# Exercise aim
Find every line in the records below that holds the word "JSON" and copy it.
########################################
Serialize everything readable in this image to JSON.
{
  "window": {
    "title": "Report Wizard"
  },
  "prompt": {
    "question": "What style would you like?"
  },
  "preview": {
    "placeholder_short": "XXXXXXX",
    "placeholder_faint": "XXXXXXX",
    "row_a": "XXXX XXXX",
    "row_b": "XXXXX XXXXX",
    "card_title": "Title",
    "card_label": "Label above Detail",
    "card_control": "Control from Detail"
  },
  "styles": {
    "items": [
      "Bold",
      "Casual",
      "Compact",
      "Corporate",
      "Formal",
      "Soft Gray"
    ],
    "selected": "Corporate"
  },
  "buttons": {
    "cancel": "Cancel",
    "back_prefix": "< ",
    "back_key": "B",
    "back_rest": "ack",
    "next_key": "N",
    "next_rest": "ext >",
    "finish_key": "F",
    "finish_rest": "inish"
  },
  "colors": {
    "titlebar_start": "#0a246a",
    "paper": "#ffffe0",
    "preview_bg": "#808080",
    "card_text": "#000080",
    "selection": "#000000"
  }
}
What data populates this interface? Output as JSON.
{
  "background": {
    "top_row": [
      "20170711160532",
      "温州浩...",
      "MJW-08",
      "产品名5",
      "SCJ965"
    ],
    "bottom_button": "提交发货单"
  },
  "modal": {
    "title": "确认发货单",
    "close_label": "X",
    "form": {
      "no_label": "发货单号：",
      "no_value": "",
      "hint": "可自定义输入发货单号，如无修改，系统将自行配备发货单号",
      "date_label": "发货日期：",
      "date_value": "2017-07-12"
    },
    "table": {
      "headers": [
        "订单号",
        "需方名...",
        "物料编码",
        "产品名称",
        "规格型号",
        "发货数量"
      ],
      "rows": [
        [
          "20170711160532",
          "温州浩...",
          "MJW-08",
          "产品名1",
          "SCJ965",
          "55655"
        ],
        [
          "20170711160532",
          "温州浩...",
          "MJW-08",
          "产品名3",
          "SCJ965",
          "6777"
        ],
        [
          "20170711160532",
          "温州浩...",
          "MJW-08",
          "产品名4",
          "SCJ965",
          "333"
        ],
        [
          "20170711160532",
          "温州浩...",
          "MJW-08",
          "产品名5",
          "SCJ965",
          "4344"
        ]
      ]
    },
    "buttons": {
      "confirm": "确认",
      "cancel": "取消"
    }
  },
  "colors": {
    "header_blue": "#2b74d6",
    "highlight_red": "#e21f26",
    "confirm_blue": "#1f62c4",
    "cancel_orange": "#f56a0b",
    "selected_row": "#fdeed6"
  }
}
########################################
# Output of the task
Serialize everything readable in this image to JSON.
What data populates this interface? Output as JSON.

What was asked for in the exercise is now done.